What you should do ->
Scan the entries below and extract each line with the word "value" in it.

— START Material —

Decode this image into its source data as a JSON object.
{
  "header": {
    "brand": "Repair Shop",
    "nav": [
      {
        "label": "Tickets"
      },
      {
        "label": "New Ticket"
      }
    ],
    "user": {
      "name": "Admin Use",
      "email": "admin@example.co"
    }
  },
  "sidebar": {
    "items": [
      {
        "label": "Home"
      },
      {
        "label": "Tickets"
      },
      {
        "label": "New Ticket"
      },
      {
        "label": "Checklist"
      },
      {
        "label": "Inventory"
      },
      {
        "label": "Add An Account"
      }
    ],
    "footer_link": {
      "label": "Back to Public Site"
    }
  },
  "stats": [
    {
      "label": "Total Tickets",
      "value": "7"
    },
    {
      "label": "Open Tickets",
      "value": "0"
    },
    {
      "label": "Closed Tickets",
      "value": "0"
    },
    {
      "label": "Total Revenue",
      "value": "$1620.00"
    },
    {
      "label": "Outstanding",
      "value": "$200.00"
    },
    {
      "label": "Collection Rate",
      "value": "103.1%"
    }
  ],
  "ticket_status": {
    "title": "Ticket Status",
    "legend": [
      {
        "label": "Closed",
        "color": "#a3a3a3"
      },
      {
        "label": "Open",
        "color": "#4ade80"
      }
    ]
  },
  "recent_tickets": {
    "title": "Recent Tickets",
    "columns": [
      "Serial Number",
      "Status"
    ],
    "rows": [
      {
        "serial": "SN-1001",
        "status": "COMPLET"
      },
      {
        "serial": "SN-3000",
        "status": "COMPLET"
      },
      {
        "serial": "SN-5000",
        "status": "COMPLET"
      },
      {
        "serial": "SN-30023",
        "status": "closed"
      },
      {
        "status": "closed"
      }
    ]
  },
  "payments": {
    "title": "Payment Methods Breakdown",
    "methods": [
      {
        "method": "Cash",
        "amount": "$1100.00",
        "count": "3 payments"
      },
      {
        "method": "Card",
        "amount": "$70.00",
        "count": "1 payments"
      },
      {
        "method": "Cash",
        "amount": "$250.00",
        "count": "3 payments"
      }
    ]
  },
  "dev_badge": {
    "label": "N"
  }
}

— END Material —

Complete response ->
      "value": "7"
      "value": "0"
      "value": "0"
      "value": "$1620.00"
      "value": "$200.00"
      "value": "103.1%"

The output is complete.